§ WHAT YOU ARE ASKED TO DO: Select from the data all lines with the word "ายบท".

[Stored data entries]

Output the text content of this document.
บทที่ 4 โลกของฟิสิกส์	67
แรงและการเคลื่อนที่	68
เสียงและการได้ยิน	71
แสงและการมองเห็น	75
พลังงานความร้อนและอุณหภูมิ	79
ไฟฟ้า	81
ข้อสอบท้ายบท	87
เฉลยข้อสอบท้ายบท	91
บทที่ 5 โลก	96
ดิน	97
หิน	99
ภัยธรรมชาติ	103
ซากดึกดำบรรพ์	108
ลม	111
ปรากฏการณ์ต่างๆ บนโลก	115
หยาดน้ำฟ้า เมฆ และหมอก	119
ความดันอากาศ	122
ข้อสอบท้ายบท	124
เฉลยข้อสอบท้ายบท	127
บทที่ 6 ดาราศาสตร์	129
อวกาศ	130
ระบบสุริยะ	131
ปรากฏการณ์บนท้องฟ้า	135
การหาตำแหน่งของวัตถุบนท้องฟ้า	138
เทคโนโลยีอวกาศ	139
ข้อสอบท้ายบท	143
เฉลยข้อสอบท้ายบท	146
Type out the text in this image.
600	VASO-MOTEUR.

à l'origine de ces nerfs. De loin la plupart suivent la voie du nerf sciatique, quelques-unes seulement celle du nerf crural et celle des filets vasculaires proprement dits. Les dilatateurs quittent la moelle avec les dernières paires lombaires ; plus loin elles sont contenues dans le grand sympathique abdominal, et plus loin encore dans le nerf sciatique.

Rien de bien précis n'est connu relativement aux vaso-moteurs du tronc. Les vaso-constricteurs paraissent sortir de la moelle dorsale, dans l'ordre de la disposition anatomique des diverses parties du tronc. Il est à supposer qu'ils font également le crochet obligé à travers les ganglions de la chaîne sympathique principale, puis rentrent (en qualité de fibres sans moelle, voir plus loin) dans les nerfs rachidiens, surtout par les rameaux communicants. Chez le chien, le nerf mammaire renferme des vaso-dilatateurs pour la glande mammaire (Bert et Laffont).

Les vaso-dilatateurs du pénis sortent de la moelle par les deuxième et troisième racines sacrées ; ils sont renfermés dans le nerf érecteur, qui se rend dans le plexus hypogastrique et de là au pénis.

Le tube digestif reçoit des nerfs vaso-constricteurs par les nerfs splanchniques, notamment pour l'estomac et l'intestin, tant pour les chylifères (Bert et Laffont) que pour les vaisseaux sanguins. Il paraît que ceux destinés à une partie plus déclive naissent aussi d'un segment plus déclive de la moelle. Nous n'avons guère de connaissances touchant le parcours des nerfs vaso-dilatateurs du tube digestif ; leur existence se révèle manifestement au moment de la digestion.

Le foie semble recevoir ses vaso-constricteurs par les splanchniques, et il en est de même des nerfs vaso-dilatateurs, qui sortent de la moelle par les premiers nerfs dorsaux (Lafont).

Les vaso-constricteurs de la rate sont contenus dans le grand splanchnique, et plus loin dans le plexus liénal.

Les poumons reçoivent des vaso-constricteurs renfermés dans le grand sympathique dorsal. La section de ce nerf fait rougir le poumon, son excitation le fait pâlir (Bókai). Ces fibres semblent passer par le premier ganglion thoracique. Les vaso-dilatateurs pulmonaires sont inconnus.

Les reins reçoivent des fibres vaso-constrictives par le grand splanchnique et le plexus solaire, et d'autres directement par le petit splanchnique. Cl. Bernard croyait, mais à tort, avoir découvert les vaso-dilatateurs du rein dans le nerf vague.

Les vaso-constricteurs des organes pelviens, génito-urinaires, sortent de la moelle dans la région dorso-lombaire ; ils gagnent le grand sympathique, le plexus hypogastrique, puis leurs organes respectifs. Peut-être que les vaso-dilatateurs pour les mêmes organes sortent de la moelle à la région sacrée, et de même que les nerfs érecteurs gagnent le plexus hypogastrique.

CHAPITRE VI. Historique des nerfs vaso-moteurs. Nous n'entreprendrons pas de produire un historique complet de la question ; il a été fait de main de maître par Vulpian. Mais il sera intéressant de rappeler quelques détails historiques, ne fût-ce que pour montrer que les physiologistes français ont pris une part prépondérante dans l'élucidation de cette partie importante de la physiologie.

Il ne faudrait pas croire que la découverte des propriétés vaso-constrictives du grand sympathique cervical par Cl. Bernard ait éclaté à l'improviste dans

§ RESULT BELOW:
ข้อสอบท้ายบท	87
เฉลยข้อสอบท้ายบท	91
ข้อสอบท้ายบท	124
เฉลยข้อสอบท้ายบท	127
ข้อสอบท้ายบท	143
เฉลยข้อสอบท้ายบท	146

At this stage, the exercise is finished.